Stored records
--

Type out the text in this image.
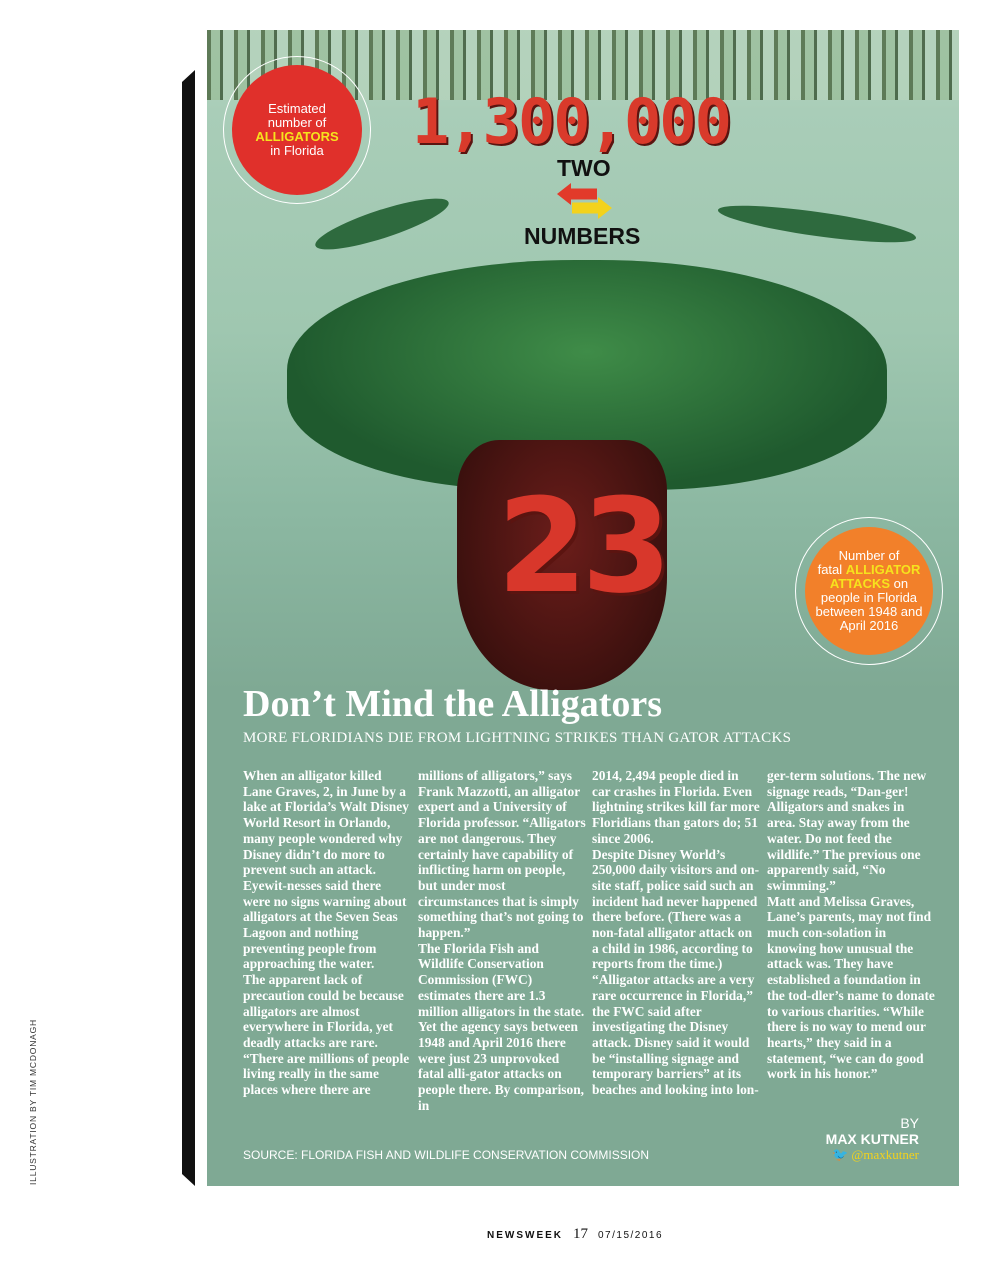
1,300,000
TWO
NUMBERS
23
Estimated
number of
ALLIGATORS
in Florida
Number of
fatal ALLIGATOR
ATTACKS on
people in Florida
between 1948 and
April 2016
Don’t Mind the Alligators
MORE FLORIDIANS DIE FROM LIGHTNING STRIKES THAN GATOR ATTACKS
When an alligator killed Lane Graves, 2, in June by a lake at Florida’s Walt Disney World Resort in Orlando, many people wondered why Disney didn’t do more to prevent such an attack. Eyewit-nesses said there were no signs warning about alligators at the Seven Seas Lagoon and nothing preventing people from approaching the water.
The apparent lack of precaution could be because alligators are almost everywhere in Florida, yet deadly attacks are rare. “There are millions of people living really in the same places where there are
millions of alligators,” says Frank Mazzotti, an alligator expert and a University of Florida professor. “Alligators are not dangerous. They certainly have capability of inflicting harm on people, but under most circumstances that is simply something that’s not going to happen.”
The Florida Fish and Wildlife Conservation Commission (FWC) estimates there are 1.3 million alligators in the state. Yet the agency says between 1948 and April 2016 there were just 23 unprovoked fatal alli-gator attacks on people there. By comparison, in
2014, 2,494 people died in car crashes in Florida. Even lightning strikes kill far more Floridians than gators do; 51 since 2006.
Despite Disney World’s 250,000 daily visitors and on-site staff, police said such an incident had never happened there before. (There was a non-fatal alligator attack on a child in 1986, according to reports from the time.) “Alligator attacks are a very rare occurrence in Florida,” the FWC said after investigating the Disney attack. Disney said it would be “installing signage and temporary barriers” at its beaches and looking into lon-
ger-term solutions. The new signage reads, “Dan-ger! Alligators and snakes in area. Stay away from the water. Do not feed the wildlife.” The previous one apparently said, “No swimming.”
Matt and Melissa Graves, Lane’s parents, may not find much con-solation in knowing how unusual the attack was. They have established a foundation in the tod-dler’s name to donate to various charities. “While there is no way to mend our hearts,” they said in a statement, “we can do good work in his honor.”
SOURCE: FLORIDA FISH AND WILDLIFE CONSERVATION COMMISSION
BY
MAX KUTNER
🐦 @maxkutner
ILLUSTRATION BY TIM MCDONAGH
NEWSWEEK 17 07/15/2016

--

### WHAT IS REQUIRED
Pull out every line of the entries that includes the word "April".

### ANSWER FOR THE TASK
April 2016
The Florida Fish and Wildlife Conservation Commission (FWC) estimates there are 1.3 million alligators in the state. Yet the agency says between 1948 and April 2016 there were just 23 unprovoked fatal alli-gator attacks on people there. By comparison, in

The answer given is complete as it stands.